### Problem to solve
Copy out the records in full, word for word, without pictures.
++++ Data for the task ++++
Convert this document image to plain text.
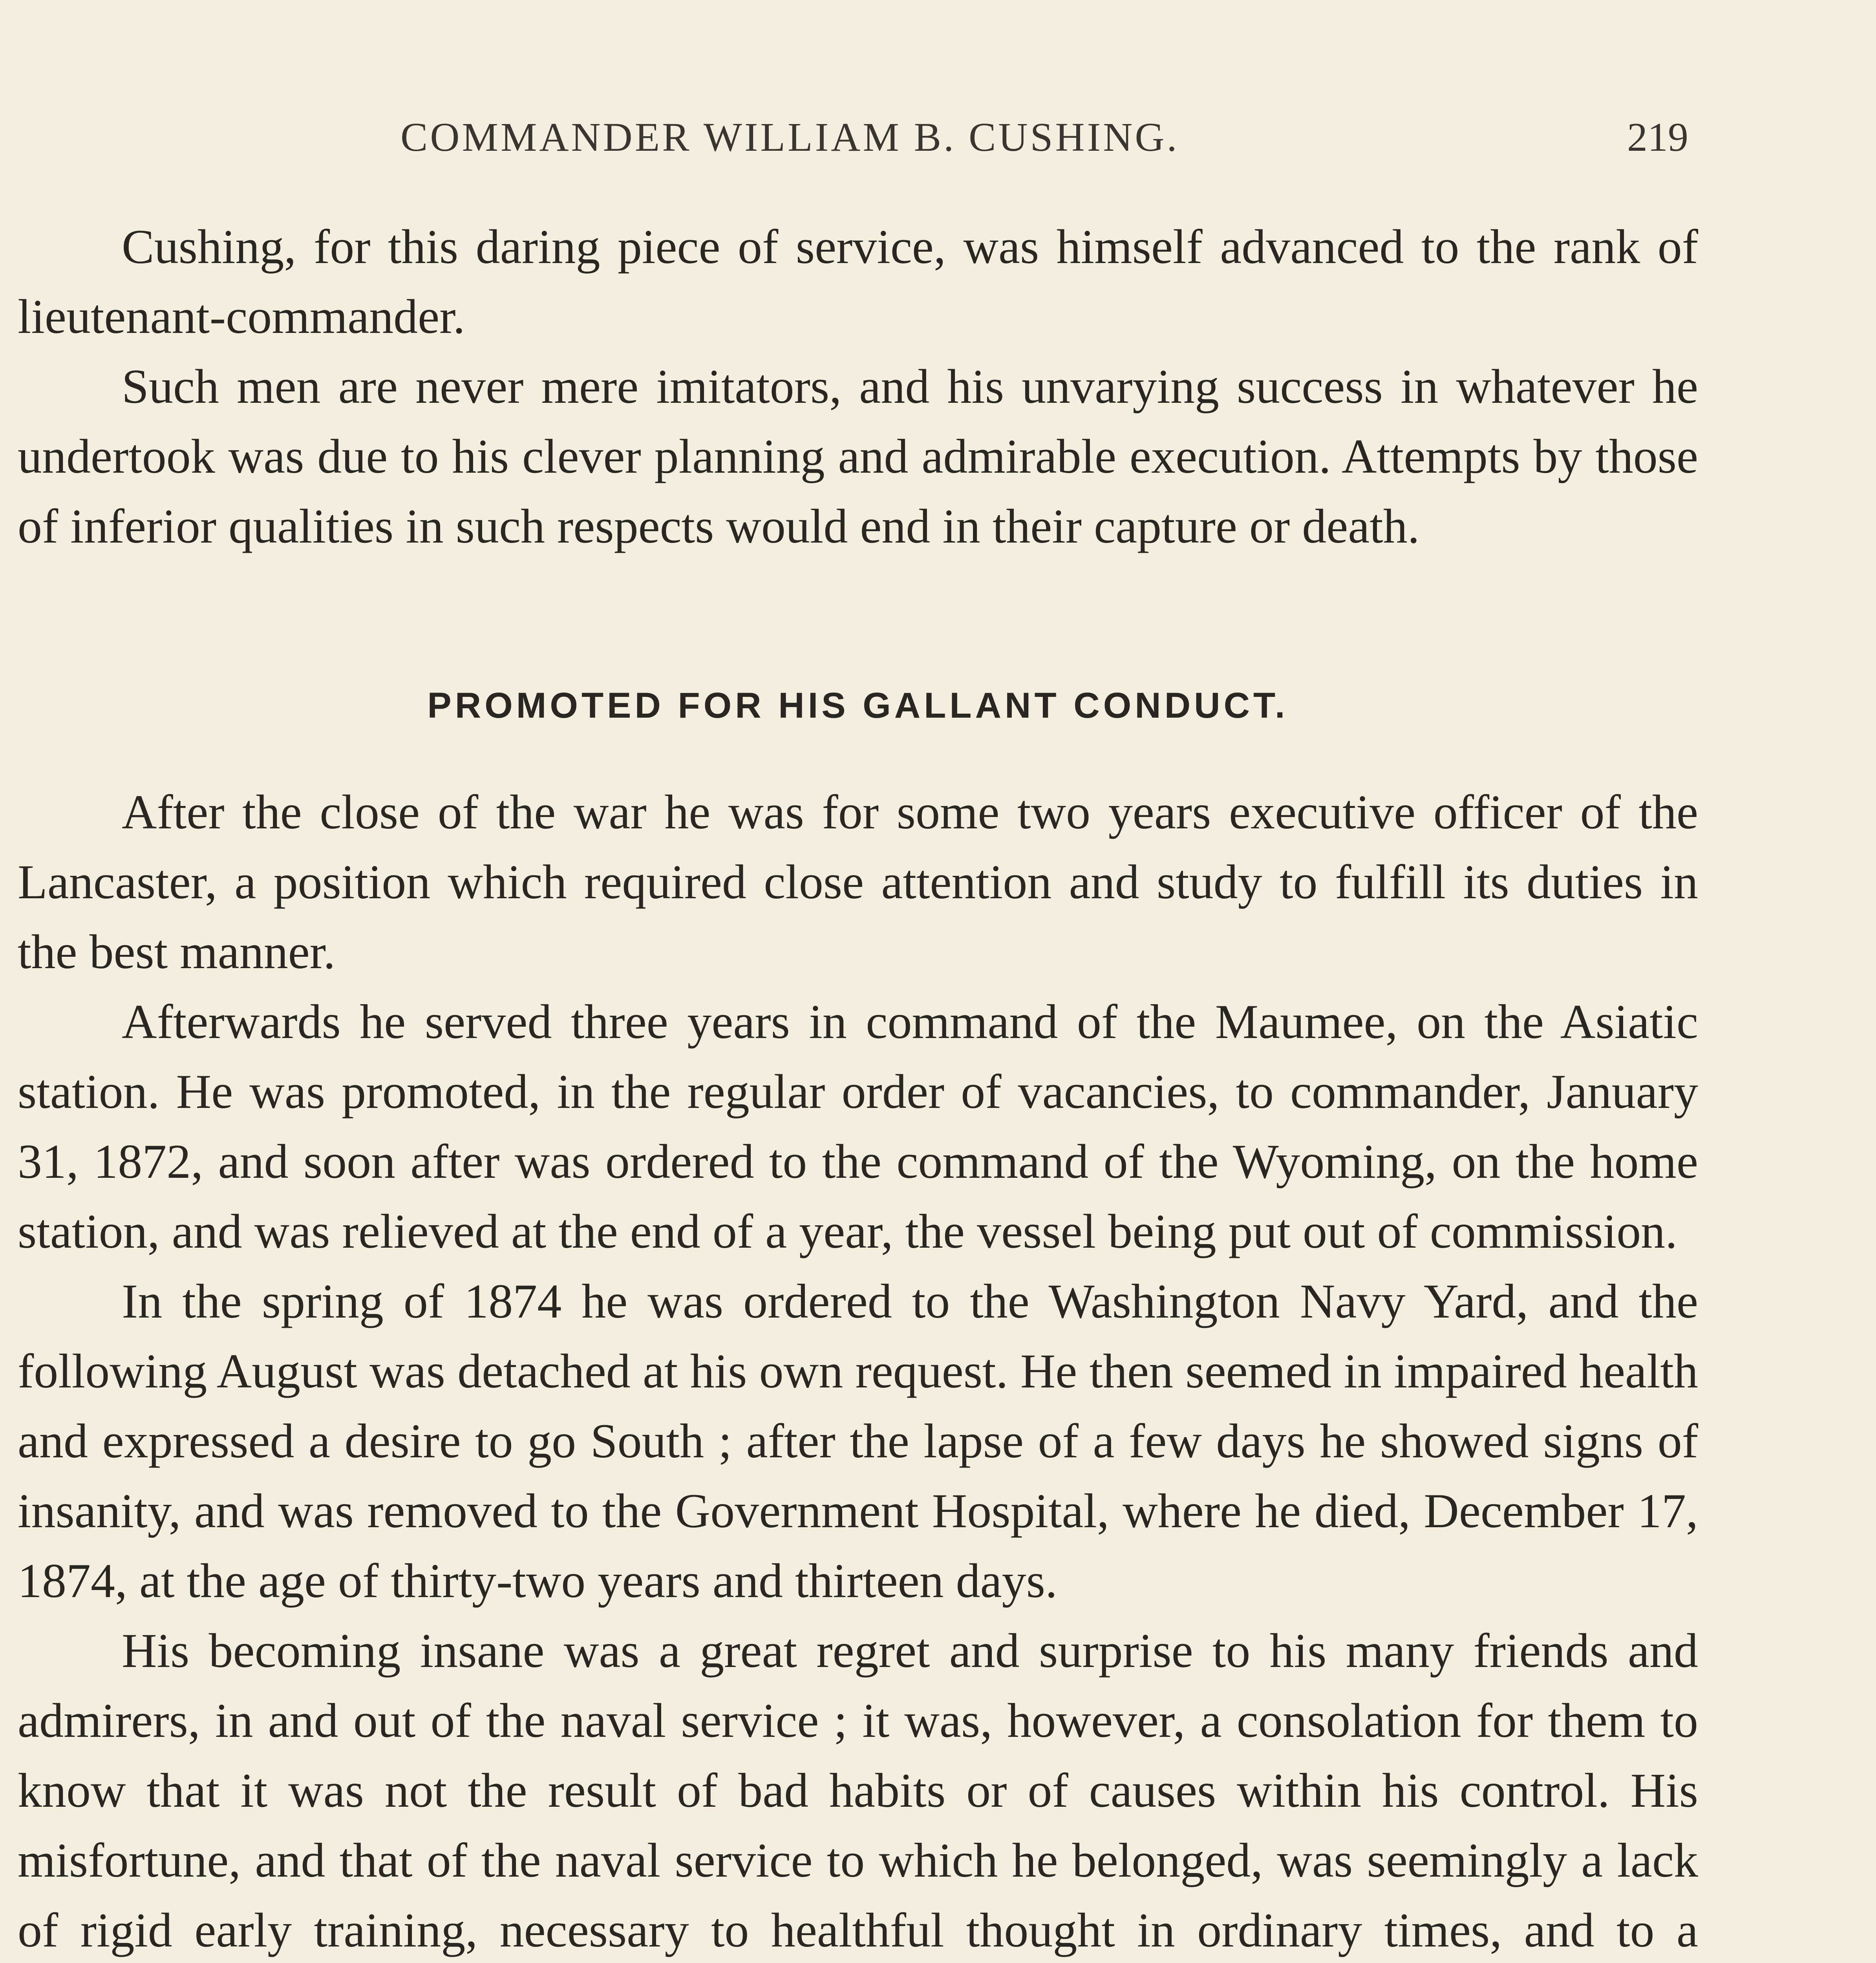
COMMANDER WILLIAM B. CUSHING.	219

Cushing, for this daring piece of service, was himself advanced to the rank of lieutenant-commander.

Such men are never mere imitators, and his unvarying success in whatever he undertook was due to his clever planning and admirable execution. Attempts by those of inferior qualities in such respects would end in their capture or death.

PROMOTED FOR HIS GALLANT CONDUCT.

After the close of the war he was for some two years executive officer of the Lancaster, a position which required close attention and study to fulfill its duties in the best manner.

Afterwards he served three years in command of the Maumee, on the Asiatic station. He was promoted, in the regular order of vacancies, to commander, January 31, 1872, and soon after was ordered to the command of the Wyoming, on the home station, and was relieved at the end of a year, the vessel being put out of commission.

In the spring of 1874 he was ordered to the Washington Navy Yard, and the following August was detached at his own request. He then seemed in impaired health and expressed a desire to go South ; after the lapse of a few days he showed signs of insanity, and was removed to the Government Hospital, where he died, December 17, 1874, at the age of thirty-two years and thirteen days.

His becoming insane was a great regret and surprise to his many friends and admirers, in and out of the naval service ; it was, however, a consolation for them to know that it was not the result of bad habits or of causes within his control. His misfortune, and that of the naval service to which he belonged, was seemingly a lack of rigid early training, necessary to healthful thought in ordinary times, and to a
++++
### Exercise answer
Convert this document image to plain text.
COMMANDER WILLIAM B. CUSHING.	219

Cushing, for this daring piece of service, was himself advanced to the rank of lieutenant-commander.

Such men are never mere imitators, and his unvarying success in whatever he undertook was due to his clever planning and admirable execution. Attempts by those of inferior qualities in such respects would end in their capture or death.

PROMOTED FOR HIS GALLANT CONDUCT.

After the close of the war he was for some two years executive officer of the Lancaster, a position which required close attention and study to fulfill its duties in the best manner.

Afterwards he served three years in command of the Maumee, on the Asiatic station. He was promoted, in the regular order of vacancies, to commander, January 31, 1872, and soon after was ordered to the command of the Wyoming, on the home station, and was relieved at the end of a year, the vessel being put out of commission.

In the spring of 1874 he was ordered to the Washington Navy Yard, and the following August was detached at his own request. He then seemed in impaired health and expressed a desire to go South ; after the lapse of a few days he showed signs of insanity, and was removed to the Government Hospital, where he died, December 17, 1874, at the age of thirty-two years and thirteen days.

His becoming insane was a great regret and surprise to his many friends and admirers, in and out of the naval service ; it was, however, a consolation for them to know that it was not the result of bad habits or of causes within his control. His misfortune, and that of the naval service to which he belonged, was seemingly a lack of rigid early training, necessary to healthful thought in ordinary times, and to a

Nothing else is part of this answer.